COMPITI DA SVOLGERE -
1) Secondo l'estratto fornito, in che anno sono stati pubblicati i risultati degli studi più a lungo termine con la spermidina?
2) Riassumi l'estratto fornito in due frasi.
3) Indica se ciascuna affermazione concorda con l'estratto fornito, rispondendo sì o no e citando le parole decisive: (a) il digiuno è adatto a un trattamento prolungato; (b) la spermidina è stata somministrata ai topi soltanto per via orale; (c) negli studi più a lungo termine la spermidina è stata data per bocca a concentrazioni maggiori.

ESTRATTO FORNITO -
#####

Noi attraverso i nostri studi sui topi con deficit di collagene VI avevamo osservato che si poteva spingere ad attivare l’autofagia mediante digiuno, un approccio ovviamente acuto ed impensabile per un trattamento prolungato. Di seguito abbiamo testato nei topi una dieta normocalorica ma a minore contenuto di proteine, ottenendo effetti benefici che hanno portato al trial clinico pilota nei pazienti. Nella prospettiva di sviluppare strategie in grado di attivare l’autofagia in modo fisiologico e senza possibili effetti collaterali, ci siamo poi focalizzati su sostanze nutraceutiche come la spermidina. Abbiamo studiato gli effetti della spermidina nei topi knockout, somministrata sia mediante iniezione che per via orale, cercando di identificare il dosaggio e tempi di trattamento più efficace. Mediante vari studi, abbiamo osservato che il trattamento attiva l’autofagia e migliora la struttura del muscolo, con una miglioramento nella struttura delle cellule muscolari. Nei nostri primi studi con spermidina l’effetto complessivo di questi trattamenti sulla forza muscolare non era però significativo. Abbiamo quindi condotto altri studi più a lungo termine, somministrando ai topi la spermidina per bocca a concentrazioni maggiori e per tempi più lunghi. Questi nuovi studi hanno dato ottimi risultati, con un marcato recupero della capacità funzionale dei topi knockout, e sono stati pubblicati in un lavoro recente nel 2023.

#####

ELENCO FORNITO -
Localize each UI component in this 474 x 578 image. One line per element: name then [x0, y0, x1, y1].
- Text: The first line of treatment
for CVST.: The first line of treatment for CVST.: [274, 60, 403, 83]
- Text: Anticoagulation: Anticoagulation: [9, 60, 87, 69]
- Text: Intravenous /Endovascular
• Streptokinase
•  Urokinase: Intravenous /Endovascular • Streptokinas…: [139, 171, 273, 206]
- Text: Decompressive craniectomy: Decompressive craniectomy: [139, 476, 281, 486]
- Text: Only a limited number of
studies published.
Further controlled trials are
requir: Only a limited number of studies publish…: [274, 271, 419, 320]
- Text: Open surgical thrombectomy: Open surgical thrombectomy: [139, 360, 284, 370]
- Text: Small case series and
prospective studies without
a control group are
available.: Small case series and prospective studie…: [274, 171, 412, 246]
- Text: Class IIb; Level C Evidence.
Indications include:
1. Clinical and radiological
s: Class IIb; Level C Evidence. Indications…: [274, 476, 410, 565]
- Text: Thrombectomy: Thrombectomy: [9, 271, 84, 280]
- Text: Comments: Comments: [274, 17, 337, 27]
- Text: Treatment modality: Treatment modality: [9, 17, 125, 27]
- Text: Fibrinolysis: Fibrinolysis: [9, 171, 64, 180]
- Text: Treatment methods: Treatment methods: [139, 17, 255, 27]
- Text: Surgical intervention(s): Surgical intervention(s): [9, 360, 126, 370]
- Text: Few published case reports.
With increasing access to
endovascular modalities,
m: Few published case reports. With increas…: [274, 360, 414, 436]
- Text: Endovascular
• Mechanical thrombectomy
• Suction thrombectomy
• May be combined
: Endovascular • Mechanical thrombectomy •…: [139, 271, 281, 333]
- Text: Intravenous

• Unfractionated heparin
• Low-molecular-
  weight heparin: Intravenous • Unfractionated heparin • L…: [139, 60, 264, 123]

#####

RISPOSTE SCRITTE -
1) Nel 2023.

2) Negli studi sui topi con deficit di collagene VI, l'autofagia è stata attivata con il digiuno, poi una dieta normocalorica a minore contenuto di proteine ha dato effetti benefici che hanno portato a un trial clinico pilota nei pazienti, e infine la spermidina ha attivato l'autofagia e migliorato la struttura del muscolo. I primi studi con la spermidina non hanno avuto un effetto significativo sulla forza muscolare, mentre quelli più lunghi, con la sostanza data per bocca a concentrazioni maggiori, hanno portato a un marcato recupero della capacità funzionale dei topi knockout.

3)
(a) No: "un approccio ovviamente acuto ed impensabile per un trattamento prolungato".
(b) No: "somministrata sia mediante iniezione che per via orale".
(c) Sì: "somministrando ai topi la spermidina per bocca a concentrazioni maggiori e per tempi più lunghi".